Exercise aim: In the records below, find each line containing the word "color" and copy it.

Supplied data:
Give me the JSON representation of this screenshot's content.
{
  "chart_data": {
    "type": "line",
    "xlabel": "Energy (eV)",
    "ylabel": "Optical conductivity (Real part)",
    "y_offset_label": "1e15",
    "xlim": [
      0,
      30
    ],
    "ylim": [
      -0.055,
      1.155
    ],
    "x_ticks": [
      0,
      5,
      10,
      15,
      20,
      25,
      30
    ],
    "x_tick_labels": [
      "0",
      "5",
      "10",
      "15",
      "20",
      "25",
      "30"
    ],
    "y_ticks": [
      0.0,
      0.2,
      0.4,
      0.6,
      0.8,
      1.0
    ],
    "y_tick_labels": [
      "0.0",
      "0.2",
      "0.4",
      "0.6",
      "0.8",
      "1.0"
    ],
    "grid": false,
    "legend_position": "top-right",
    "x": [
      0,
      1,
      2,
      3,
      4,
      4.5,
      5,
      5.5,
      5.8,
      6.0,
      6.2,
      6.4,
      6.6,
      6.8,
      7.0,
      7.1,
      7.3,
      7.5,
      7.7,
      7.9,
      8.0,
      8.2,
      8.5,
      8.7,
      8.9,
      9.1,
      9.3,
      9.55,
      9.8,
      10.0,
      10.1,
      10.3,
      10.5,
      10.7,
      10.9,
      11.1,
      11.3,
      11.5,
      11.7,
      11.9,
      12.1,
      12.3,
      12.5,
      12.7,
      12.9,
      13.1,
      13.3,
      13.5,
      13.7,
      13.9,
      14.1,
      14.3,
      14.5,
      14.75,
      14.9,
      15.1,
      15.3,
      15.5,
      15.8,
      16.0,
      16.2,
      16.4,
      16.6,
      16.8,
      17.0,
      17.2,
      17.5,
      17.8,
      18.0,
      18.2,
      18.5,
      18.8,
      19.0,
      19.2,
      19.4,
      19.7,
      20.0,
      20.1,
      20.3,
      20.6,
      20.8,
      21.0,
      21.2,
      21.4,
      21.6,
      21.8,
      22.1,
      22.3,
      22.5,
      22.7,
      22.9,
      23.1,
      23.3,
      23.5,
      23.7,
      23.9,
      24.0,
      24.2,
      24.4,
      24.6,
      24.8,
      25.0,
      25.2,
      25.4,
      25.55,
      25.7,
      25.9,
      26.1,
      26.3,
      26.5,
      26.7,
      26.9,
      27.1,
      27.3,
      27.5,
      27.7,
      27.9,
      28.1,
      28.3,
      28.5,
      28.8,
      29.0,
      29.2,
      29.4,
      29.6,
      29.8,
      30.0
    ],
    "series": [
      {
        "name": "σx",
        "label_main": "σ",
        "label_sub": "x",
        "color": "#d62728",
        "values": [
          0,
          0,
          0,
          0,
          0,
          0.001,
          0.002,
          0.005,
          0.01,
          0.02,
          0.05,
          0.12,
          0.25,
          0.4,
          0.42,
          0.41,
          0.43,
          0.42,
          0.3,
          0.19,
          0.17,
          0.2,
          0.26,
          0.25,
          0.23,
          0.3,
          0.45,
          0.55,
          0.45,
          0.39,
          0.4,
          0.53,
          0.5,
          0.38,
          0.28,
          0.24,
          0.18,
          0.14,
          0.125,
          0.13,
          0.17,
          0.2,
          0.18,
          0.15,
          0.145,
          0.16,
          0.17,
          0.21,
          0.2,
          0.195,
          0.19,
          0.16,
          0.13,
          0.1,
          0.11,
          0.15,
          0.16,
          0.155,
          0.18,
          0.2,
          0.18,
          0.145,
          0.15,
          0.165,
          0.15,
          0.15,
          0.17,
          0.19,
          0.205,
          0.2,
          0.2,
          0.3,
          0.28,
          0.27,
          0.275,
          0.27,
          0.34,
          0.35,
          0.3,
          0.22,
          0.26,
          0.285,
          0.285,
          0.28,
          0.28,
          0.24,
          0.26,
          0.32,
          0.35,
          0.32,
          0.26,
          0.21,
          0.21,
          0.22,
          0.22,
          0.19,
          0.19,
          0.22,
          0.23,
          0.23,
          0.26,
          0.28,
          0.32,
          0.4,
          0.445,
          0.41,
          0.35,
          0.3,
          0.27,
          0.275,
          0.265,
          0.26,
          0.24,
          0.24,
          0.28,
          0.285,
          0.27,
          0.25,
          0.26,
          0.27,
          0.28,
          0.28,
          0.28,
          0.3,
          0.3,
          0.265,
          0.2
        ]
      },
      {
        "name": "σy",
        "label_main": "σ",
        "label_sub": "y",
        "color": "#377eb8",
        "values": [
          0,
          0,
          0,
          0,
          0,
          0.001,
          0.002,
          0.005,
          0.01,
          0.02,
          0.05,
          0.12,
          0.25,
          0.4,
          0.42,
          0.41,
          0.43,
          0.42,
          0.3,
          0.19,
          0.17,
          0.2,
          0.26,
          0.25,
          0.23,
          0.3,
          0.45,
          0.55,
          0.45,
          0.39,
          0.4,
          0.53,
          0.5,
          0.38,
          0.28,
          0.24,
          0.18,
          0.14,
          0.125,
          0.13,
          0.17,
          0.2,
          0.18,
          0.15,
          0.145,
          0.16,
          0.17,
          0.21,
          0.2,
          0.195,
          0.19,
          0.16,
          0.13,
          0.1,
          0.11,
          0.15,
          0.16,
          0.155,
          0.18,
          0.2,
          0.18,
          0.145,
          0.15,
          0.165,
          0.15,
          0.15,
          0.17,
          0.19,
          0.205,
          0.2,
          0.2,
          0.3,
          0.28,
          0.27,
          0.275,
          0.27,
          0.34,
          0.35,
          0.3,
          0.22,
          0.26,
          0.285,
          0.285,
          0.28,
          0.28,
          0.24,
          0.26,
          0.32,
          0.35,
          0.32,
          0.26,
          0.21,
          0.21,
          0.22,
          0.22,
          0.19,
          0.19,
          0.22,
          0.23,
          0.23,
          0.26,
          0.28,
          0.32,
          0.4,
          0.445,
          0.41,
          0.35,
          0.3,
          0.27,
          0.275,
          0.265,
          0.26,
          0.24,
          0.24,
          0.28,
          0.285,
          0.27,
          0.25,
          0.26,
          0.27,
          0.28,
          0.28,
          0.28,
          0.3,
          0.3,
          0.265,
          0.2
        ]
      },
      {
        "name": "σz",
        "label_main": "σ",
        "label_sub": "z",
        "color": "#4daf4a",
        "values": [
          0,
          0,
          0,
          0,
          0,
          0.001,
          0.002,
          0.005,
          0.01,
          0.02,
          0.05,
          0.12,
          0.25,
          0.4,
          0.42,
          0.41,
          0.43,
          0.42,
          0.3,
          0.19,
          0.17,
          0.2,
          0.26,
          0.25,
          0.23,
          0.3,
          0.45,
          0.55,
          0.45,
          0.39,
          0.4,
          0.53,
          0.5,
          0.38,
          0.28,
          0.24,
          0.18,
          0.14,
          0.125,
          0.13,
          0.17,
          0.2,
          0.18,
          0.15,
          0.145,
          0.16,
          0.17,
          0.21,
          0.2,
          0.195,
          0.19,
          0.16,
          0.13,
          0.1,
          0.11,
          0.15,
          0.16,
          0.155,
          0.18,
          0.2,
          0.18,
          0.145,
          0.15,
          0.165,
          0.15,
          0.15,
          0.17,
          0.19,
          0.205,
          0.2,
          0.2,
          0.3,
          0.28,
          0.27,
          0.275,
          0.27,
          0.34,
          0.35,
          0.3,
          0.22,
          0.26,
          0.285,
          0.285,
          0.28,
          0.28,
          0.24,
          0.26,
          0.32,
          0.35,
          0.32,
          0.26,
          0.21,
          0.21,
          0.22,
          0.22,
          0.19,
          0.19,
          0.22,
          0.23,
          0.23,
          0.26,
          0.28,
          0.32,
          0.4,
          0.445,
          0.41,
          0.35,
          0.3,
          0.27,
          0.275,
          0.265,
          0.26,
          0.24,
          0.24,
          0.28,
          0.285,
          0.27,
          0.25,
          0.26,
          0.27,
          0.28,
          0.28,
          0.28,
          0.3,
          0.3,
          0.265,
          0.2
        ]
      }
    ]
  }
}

Task response:
        "color": "#d62728",
        "color": "#377eb8",
        "color": "#4daf4a",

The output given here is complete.